> PROBLEM REQUIREMENTS:
From the entries that follow, extract each line holding the string "content".

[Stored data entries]
####################
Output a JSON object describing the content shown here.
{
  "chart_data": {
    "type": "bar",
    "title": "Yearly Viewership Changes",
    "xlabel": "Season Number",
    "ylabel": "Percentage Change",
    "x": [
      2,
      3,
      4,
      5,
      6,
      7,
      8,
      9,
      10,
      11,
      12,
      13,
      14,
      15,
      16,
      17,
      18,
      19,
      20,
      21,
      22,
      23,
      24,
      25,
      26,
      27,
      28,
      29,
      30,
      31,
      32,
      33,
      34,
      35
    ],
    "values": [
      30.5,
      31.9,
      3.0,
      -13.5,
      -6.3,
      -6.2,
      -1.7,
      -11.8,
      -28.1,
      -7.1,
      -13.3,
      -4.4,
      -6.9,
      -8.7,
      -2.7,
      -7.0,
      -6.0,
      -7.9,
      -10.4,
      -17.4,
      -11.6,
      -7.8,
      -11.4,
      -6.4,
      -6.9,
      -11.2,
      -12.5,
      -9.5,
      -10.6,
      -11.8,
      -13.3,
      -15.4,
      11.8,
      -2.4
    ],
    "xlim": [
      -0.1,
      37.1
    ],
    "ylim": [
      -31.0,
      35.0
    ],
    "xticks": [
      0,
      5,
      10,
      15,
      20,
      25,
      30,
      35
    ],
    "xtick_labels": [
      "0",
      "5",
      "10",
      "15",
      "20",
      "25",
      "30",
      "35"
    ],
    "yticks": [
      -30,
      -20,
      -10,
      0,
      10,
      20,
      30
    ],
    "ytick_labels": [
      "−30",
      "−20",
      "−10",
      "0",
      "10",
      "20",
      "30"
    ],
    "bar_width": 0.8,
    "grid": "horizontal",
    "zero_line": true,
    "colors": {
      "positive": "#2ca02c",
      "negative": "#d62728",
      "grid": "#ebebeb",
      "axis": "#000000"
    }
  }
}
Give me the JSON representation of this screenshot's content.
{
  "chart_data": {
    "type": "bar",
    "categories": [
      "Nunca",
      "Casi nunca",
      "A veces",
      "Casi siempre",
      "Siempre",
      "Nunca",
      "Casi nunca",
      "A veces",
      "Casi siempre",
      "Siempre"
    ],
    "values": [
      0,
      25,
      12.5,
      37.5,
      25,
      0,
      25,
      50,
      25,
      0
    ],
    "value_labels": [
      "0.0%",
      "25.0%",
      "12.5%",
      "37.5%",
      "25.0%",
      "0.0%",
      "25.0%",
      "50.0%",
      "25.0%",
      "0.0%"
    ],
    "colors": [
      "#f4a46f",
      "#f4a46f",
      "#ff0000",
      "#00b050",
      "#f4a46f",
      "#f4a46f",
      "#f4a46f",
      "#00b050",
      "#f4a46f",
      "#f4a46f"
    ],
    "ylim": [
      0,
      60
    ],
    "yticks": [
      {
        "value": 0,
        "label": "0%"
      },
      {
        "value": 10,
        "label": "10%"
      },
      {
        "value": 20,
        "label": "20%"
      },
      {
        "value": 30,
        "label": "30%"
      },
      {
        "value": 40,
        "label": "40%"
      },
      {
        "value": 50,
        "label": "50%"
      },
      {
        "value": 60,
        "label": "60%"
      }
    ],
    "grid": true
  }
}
####################
> WRITTEN ANSWER:
Output a JSON object describing the content shown here.
Give me the JSON representation of this screenshot's content.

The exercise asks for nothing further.